[Stated task]:
Repeat every line exactly, keeping the pictures out of the copy.

(Stored items from a collection)
------------------------------------------------------------------------

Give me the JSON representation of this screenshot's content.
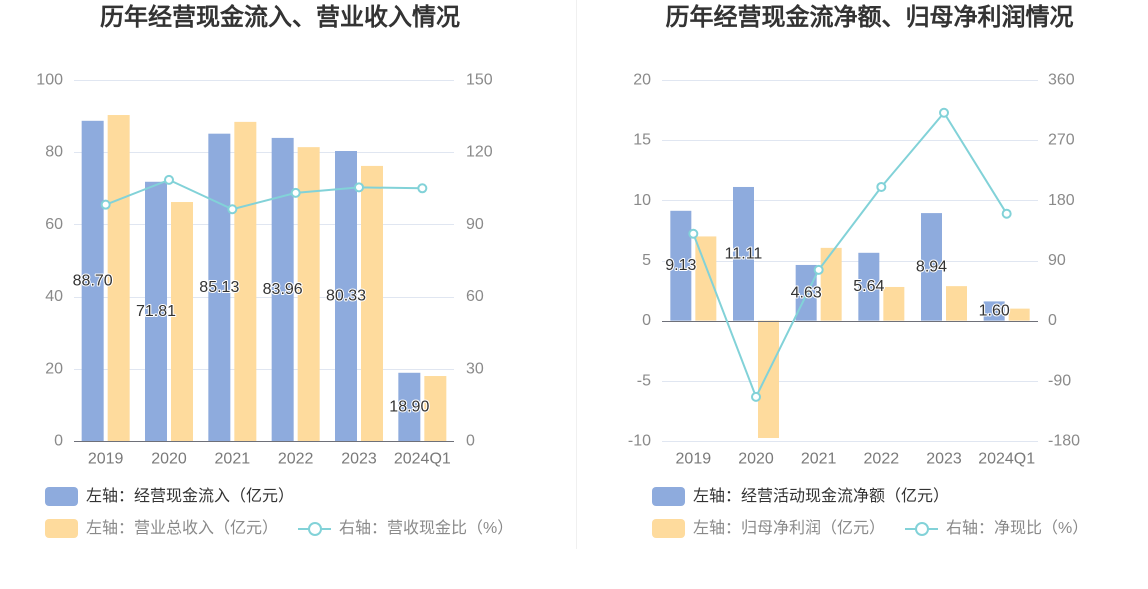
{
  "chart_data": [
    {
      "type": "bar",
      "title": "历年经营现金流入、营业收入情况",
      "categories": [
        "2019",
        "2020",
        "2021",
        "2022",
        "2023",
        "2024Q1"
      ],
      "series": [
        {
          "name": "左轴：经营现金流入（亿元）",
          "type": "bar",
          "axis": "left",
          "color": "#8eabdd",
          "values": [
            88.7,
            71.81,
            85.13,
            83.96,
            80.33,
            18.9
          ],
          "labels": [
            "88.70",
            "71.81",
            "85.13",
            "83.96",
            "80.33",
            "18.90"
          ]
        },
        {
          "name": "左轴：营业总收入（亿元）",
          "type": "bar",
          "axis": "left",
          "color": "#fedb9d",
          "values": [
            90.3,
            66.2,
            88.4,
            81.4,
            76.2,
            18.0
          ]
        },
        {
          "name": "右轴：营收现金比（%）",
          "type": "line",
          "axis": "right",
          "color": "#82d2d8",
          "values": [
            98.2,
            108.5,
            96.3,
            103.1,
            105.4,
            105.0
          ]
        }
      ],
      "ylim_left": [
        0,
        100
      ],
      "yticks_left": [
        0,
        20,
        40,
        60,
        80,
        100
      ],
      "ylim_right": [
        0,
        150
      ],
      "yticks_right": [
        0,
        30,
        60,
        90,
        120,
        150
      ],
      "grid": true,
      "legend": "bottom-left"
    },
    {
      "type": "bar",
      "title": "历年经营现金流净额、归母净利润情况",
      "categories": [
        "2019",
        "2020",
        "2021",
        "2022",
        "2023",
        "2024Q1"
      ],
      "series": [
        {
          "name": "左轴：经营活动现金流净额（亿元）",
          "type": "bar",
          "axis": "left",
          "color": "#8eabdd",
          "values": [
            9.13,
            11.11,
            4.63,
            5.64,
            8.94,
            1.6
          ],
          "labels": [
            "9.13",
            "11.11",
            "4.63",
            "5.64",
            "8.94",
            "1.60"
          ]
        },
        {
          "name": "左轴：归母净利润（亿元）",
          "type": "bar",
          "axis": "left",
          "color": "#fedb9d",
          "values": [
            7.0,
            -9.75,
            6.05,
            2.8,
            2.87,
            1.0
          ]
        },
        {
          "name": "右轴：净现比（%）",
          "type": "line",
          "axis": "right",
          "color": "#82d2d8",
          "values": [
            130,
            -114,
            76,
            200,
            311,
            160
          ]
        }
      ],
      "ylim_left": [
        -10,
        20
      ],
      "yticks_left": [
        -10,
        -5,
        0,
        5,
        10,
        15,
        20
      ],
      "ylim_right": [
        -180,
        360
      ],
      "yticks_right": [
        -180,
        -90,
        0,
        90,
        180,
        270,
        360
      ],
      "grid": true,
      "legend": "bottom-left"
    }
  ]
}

------------------------------------------------------------------------

[Reply]:
Give me the JSON representation of this screenshot's content.
{
  "chart_data": [
    {
      "type": "bar",
      "title": "历年经营现金流入、营业收入情况",
      "categories": [
        "2019",
        "2020",
        "2021",
        "2022",
        "2023",
        "2024Q1"
      ],
      "series": [
        {
          "name": "左轴：经营现金流入（亿元）",
          "type": "bar",
          "axis": "left",
          "color": "#8eabdd",
          "values": [
            88.7,
            71.81,
            85.13,
            83.96,
            80.33,
            18.9
          ],
          "labels": [
            "88.70",
            "71.81",
            "85.13",
            "83.96",
            "80.33",
            "18.90"
          ]
        },
        {
          "name": "左轴：营业总收入（亿元）",
          "type": "bar",
          "axis": "left",
          "color": "#fedb9d",
          "values": [
            90.3,
            66.2,
            88.4,
            81.4,
            76.2,
            18.0
          ]
        },
        {
          "name": "右轴：营收现金比（%）",
          "type": "line",
          "axis": "right",
          "color": "#82d2d8",
          "values": [
            98.2,
            108.5,
            96.3,
            103.1,
            105.4,
            105.0
          ]
        }
      ],
      "ylim_left": [
        0,
        100
      ],
      "yticks_left": [
        0,
        20,
        40,
        60,
        80,
        100
      ],
      "ylim_right": [
        0,
        150
      ],
      "yticks_right": [
        0,
        30,
        60,
        90,
        120,
        150
      ],
      "grid": true,
      "legend": "bottom-left"
    },
    {
      "type": "bar",
      "title": "历年经营现金流净额、归母净利润情况",
      "categories": [
        "2019",
        "2020",
        "2021",
        "2022",
        "2023",
        "2024Q1"
      ],
      "series": [
        {
          "name": "左轴：经营活动现金流净额（亿元）",
          "type": "bar",
          "axis": "left",
          "color": "#8eabdd",
          "values": [
            9.13,
            11.11,
            4.63,
            5.64,
            8.94,
            1.6
          ],
          "labels": [
            "9.13",
            "11.11",
            "4.63",
            "5.64",
            "8.94",
            "1.60"
          ]
        },
        {
          "name": "左轴：归母净利润（亿元）",
          "type": "bar",
          "axis": "left",
          "color": "#fedb9d",
          "values": [
            7.0,
            -9.75,
            6.05,
            2.8,
            2.87,
            1.0
          ]
        },
        {
          "name": "右轴：净现比（%）",
          "type": "line",
          "axis": "right",
          "color": "#82d2d8",
          "values": [
            130,
            -114,
            76,
            200,
            311,
            160
          ]
        }
      ],
      "ylim_left": [
        -10,
        20
      ],
      "yticks_left": [
        -10,
        -5,
        0,
        5,
        10,
        15,
        20
      ],
      "ylim_right": [
        -180,
        360
      ],
      "yticks_right": [
        -180,
        -90,
        0,
        90,
        180,
        270,
        360
      ],
      "grid": true,
      "legend": "bottom-left"
    }
  ]
}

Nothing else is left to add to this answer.